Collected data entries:
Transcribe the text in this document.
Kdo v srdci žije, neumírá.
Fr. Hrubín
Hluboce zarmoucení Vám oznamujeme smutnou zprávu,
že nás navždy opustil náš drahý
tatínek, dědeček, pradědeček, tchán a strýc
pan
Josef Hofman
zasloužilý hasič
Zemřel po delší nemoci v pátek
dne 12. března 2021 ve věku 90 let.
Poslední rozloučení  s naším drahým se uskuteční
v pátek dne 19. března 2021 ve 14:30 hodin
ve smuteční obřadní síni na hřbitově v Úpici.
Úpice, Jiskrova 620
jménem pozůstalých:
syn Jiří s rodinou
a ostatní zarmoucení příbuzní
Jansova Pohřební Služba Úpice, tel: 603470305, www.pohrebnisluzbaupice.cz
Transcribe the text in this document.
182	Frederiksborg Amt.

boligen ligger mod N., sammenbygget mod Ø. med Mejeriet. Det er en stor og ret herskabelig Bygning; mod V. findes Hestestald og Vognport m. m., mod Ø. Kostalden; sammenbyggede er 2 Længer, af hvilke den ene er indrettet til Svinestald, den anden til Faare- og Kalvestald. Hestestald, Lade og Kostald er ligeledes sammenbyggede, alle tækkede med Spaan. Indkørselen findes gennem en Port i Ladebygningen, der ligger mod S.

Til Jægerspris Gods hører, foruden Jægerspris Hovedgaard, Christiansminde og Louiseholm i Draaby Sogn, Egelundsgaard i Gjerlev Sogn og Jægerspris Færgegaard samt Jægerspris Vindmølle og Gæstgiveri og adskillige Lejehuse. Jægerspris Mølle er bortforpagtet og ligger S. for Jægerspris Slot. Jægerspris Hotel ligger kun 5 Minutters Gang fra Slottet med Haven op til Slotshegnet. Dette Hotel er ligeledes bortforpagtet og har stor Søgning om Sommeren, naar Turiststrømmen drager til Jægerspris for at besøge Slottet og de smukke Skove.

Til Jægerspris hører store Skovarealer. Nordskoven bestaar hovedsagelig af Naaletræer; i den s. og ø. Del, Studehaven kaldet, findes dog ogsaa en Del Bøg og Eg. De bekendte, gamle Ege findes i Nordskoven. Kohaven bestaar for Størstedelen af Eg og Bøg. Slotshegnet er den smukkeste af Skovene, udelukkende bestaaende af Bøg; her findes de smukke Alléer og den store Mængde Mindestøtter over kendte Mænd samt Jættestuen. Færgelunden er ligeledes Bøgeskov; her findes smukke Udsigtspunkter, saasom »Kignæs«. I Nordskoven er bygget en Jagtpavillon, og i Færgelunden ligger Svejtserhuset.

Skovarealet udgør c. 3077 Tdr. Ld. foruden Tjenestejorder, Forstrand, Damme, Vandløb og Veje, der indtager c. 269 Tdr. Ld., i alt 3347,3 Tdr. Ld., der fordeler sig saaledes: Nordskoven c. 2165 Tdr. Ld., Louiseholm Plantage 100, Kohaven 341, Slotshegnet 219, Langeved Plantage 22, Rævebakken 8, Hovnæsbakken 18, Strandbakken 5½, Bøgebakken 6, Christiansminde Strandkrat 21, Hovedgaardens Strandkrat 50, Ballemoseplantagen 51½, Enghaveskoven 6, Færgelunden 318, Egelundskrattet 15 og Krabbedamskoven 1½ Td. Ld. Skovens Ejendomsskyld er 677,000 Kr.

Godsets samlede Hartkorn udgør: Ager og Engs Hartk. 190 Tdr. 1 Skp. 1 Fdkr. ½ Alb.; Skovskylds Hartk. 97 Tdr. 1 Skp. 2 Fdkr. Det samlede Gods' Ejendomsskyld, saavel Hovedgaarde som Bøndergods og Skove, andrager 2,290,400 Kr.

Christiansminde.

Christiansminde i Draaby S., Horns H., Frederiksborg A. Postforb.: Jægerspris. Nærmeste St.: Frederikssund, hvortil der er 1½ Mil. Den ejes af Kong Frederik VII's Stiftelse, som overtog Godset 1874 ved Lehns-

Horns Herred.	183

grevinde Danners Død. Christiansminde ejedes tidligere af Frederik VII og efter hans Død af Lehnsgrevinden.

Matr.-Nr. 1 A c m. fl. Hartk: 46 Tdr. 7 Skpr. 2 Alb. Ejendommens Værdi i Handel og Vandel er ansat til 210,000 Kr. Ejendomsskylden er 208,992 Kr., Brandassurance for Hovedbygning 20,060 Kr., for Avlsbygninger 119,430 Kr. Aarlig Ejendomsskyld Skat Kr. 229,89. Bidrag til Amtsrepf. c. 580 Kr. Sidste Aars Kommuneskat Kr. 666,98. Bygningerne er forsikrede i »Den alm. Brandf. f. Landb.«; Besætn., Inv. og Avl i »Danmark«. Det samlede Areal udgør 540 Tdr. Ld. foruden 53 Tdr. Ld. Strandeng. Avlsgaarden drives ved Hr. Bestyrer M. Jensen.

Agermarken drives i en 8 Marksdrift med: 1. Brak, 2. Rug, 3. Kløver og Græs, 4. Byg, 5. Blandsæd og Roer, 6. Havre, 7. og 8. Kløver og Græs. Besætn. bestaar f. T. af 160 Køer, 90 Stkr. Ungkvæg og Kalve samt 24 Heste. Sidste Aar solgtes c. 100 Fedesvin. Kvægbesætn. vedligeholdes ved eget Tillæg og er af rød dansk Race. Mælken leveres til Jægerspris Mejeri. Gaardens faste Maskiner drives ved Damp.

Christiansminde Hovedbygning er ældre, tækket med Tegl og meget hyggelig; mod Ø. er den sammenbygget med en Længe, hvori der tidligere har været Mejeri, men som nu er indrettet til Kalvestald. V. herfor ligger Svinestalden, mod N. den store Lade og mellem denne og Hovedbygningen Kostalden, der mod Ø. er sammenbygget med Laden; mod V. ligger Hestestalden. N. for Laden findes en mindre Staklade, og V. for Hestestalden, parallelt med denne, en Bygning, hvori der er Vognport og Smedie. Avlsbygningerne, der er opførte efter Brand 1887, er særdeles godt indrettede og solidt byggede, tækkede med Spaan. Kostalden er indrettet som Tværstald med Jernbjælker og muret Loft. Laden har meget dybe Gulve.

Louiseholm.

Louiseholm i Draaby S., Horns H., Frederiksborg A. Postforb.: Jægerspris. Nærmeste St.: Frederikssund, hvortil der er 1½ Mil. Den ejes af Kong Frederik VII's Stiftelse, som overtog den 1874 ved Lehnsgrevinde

[Task details]
Reproduce each line of the entries in which the word "Stiftelse" is found.

[Result for this task]
Christiansminde i Draaby S., Horns H., Frederiksborg A. Postforb.: Jægerspris. Nærmeste St.: Frederikssund, hvortil der er 1½ Mil. Den ejes af Kong Frederik VII's Stiftelse, som overtog Godset 1874 ved Lehns-
Louiseholm i Draaby S., Horns H., Frederiksborg A. Postforb.: Jægerspris. Nærmeste St.: Frederikssund, hvortil der er 1½ Mil. Den ejes af Kong Frederik VII's Stiftelse, som overtog den 1874 ved Lehnsgrevinde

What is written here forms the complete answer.